Write out each line from the data below that includes the word "Spaghetti".

**Records provided**
========

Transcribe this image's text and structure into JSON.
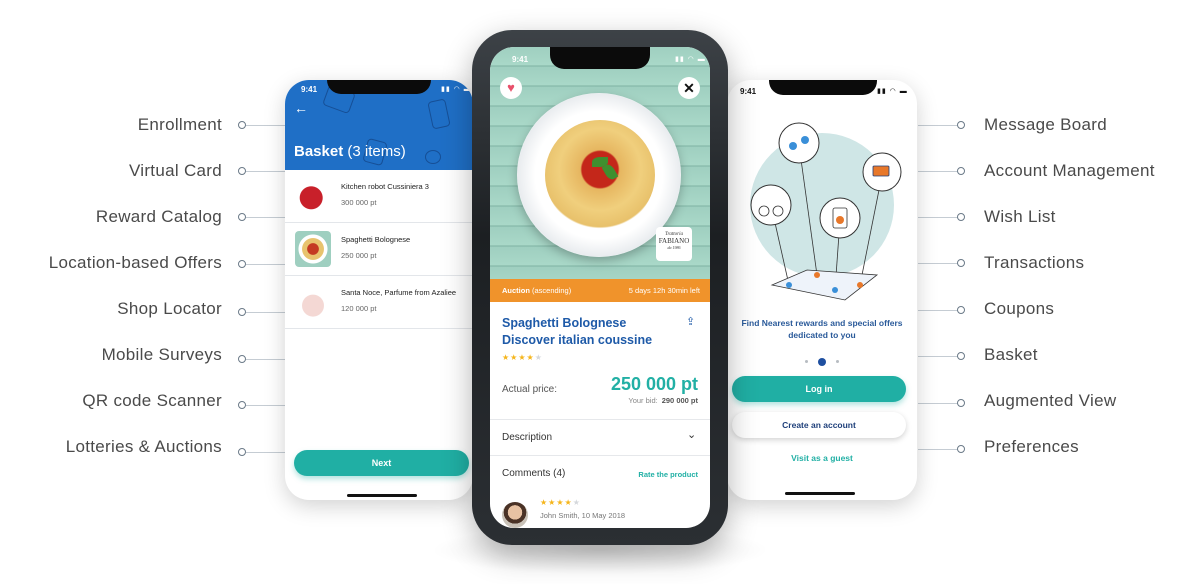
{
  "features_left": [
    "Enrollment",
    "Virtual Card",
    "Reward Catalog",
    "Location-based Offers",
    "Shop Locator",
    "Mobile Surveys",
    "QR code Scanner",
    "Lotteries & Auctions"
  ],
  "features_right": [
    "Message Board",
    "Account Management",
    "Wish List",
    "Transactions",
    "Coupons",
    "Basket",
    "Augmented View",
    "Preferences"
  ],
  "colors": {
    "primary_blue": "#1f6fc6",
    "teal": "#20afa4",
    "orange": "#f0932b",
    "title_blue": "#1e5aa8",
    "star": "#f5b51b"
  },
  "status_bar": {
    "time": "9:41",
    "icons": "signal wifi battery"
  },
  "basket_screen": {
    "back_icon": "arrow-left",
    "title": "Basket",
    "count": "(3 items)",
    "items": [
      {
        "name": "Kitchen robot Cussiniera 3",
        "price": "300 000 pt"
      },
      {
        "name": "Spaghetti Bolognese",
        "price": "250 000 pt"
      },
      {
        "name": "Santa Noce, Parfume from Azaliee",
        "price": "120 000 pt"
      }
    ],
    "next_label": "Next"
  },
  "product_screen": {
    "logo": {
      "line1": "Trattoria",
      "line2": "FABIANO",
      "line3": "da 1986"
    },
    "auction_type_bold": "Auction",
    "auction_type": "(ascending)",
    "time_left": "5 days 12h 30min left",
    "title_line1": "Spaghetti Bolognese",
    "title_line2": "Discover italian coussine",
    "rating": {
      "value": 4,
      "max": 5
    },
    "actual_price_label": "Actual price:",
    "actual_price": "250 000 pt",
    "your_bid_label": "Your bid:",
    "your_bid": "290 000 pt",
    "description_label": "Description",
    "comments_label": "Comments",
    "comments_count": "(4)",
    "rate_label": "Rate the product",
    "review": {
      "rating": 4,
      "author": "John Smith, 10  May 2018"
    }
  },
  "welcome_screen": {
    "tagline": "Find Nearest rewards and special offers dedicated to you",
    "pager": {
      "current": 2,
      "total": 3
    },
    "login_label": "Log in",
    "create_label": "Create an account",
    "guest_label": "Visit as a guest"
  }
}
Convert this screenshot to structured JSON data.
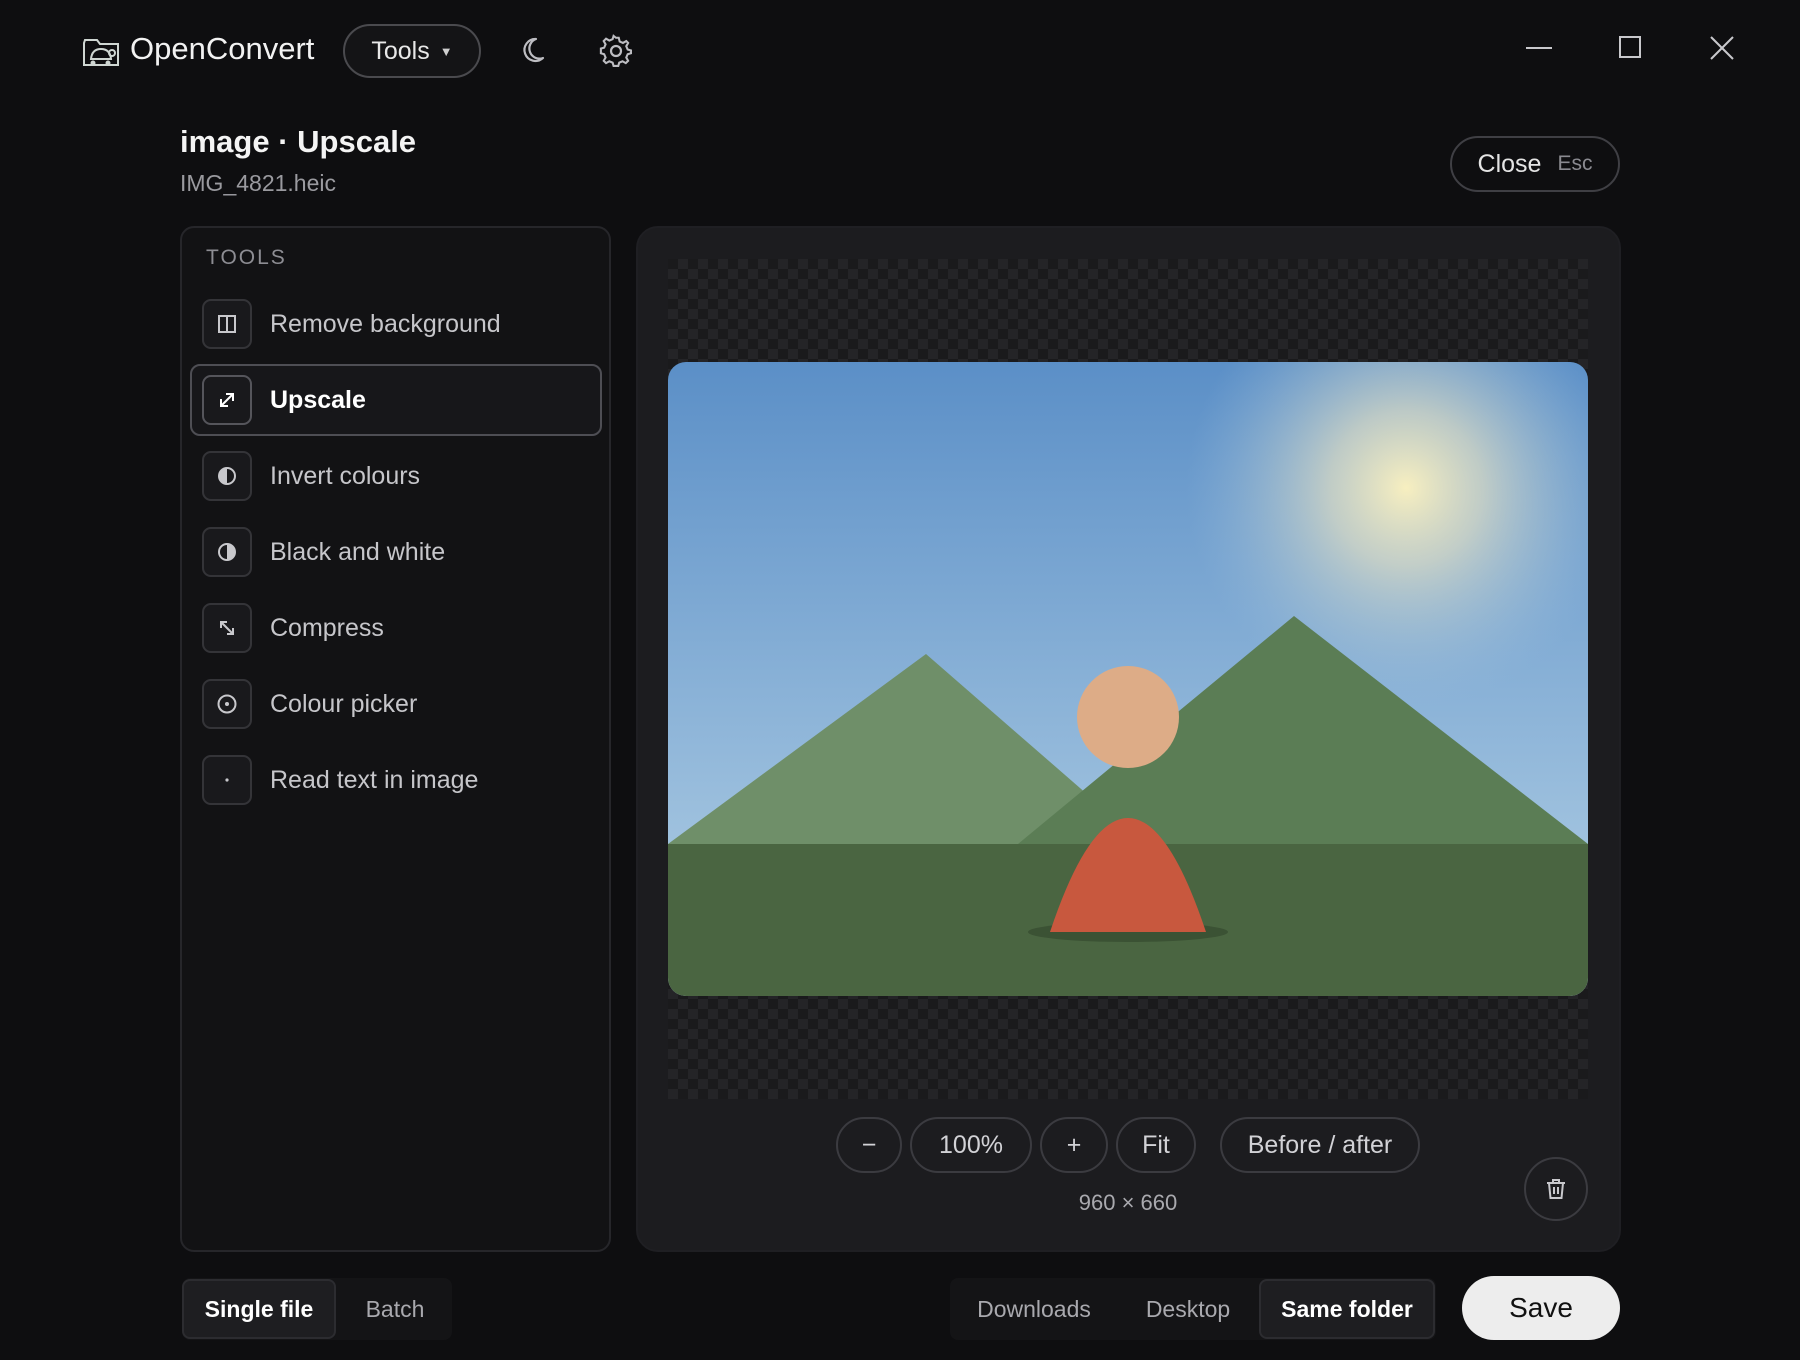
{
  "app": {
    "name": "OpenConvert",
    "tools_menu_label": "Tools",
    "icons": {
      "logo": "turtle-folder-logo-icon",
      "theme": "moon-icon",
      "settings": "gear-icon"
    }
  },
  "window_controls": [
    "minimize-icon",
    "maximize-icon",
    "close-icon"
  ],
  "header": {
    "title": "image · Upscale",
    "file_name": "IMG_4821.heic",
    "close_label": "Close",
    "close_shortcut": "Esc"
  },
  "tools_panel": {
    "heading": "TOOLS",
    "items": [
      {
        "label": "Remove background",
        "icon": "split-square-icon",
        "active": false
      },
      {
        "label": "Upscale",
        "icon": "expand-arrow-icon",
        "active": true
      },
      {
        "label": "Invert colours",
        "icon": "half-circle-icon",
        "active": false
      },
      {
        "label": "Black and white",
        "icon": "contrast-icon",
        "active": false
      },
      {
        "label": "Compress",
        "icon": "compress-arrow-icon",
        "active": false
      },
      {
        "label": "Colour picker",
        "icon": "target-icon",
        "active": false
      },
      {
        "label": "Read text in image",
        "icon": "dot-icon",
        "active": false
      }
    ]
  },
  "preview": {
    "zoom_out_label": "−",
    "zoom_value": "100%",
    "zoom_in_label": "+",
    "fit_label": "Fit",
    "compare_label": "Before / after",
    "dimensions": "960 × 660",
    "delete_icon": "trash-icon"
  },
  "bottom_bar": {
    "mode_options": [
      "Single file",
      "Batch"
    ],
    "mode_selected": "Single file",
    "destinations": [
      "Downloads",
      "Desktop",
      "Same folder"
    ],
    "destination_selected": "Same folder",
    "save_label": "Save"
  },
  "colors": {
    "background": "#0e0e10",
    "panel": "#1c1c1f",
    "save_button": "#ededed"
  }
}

========

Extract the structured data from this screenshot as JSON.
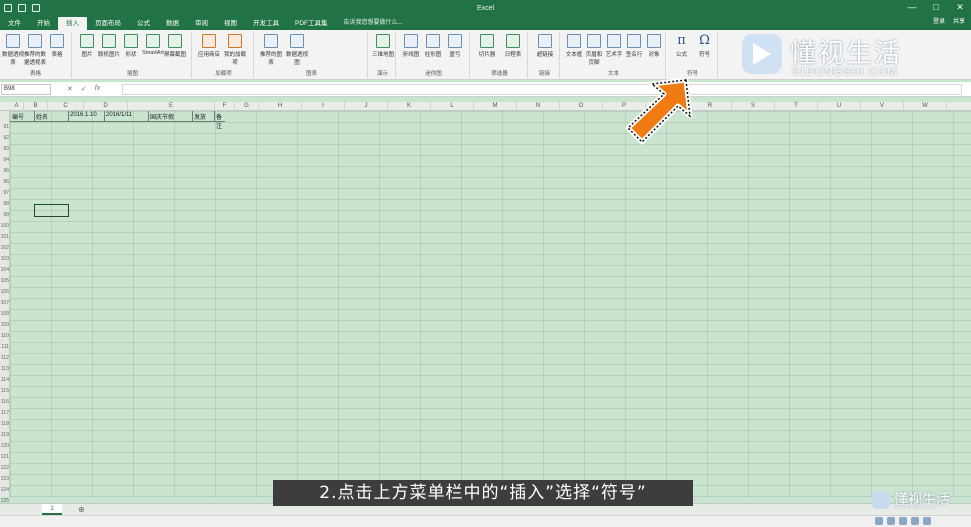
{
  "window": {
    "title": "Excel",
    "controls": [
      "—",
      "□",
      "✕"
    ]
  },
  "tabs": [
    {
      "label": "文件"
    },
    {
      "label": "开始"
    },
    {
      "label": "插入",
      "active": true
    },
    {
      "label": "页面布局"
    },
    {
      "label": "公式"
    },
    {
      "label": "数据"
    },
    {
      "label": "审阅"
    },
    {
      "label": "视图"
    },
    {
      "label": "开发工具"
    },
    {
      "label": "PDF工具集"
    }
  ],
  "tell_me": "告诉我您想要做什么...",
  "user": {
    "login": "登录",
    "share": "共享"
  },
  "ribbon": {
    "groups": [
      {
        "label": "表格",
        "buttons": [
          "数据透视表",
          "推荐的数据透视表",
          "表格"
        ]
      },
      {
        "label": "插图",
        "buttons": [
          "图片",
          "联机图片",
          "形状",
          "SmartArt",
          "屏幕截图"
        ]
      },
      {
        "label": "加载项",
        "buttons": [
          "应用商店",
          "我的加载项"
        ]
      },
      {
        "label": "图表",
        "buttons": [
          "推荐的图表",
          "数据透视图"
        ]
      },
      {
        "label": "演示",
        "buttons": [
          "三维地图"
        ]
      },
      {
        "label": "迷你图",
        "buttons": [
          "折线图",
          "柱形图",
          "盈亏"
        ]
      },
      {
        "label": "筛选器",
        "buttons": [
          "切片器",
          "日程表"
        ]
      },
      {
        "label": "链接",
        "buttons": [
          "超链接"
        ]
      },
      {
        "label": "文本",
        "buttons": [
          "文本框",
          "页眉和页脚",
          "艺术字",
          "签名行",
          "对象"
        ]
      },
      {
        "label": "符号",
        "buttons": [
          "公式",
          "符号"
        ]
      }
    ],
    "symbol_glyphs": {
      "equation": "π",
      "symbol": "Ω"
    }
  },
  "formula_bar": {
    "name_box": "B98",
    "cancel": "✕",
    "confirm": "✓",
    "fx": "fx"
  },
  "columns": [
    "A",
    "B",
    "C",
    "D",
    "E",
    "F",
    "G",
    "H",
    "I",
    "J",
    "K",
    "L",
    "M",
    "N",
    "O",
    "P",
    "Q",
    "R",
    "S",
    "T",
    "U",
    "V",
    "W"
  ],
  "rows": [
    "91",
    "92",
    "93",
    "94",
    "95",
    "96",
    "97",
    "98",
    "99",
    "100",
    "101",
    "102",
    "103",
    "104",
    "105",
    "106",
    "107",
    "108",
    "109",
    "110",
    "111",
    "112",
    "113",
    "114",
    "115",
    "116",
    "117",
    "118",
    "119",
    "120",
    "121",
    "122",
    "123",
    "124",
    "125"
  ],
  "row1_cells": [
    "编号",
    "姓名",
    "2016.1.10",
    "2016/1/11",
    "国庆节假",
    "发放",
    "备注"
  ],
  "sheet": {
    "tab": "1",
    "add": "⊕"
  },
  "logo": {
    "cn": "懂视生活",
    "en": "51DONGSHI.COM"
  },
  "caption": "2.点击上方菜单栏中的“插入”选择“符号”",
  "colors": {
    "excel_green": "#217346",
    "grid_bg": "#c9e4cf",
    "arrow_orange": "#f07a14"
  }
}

========

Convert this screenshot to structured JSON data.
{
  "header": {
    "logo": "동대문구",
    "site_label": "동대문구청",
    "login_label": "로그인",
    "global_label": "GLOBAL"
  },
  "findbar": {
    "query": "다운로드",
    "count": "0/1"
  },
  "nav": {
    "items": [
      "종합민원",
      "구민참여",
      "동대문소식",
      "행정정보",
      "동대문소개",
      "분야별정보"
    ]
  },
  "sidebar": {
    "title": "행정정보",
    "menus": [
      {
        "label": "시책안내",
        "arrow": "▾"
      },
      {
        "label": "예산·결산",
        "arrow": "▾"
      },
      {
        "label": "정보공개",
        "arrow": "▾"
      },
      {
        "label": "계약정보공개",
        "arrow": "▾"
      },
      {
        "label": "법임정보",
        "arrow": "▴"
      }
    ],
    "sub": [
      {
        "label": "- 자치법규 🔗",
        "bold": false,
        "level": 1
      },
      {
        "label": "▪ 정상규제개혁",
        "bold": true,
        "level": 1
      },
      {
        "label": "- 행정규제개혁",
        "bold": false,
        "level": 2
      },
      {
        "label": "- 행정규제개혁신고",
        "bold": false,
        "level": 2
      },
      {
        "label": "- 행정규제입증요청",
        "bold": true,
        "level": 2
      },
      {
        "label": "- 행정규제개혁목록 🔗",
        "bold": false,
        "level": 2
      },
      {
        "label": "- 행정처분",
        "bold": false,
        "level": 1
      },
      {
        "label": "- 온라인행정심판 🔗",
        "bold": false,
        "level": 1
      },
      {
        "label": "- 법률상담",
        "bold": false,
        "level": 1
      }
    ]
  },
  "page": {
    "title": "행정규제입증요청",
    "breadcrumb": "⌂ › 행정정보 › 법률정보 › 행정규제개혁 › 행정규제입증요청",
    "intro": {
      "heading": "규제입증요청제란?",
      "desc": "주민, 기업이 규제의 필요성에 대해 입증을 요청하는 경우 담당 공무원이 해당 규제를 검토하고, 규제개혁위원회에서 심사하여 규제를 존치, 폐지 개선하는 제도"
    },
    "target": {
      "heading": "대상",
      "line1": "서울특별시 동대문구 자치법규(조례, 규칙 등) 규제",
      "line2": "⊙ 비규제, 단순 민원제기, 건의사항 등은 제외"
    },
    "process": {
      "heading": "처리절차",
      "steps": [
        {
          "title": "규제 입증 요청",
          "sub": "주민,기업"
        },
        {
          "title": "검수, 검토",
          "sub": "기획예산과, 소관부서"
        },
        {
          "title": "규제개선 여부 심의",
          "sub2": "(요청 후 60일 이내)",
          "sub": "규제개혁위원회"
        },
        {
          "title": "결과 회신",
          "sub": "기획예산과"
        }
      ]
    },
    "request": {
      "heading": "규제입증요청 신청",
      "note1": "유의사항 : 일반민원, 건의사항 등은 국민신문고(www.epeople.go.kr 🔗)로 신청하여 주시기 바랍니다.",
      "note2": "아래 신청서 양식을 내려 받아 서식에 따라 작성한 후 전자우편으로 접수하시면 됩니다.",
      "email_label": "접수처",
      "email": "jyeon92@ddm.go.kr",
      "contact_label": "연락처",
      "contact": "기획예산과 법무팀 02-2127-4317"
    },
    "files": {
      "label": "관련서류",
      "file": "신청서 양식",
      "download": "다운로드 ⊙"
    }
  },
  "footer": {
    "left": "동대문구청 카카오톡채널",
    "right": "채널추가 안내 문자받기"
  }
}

========

**Finished exercise**
        "name": "Spaghetti Bolognese",
    "title_line1": "Spaghetti Bolognese",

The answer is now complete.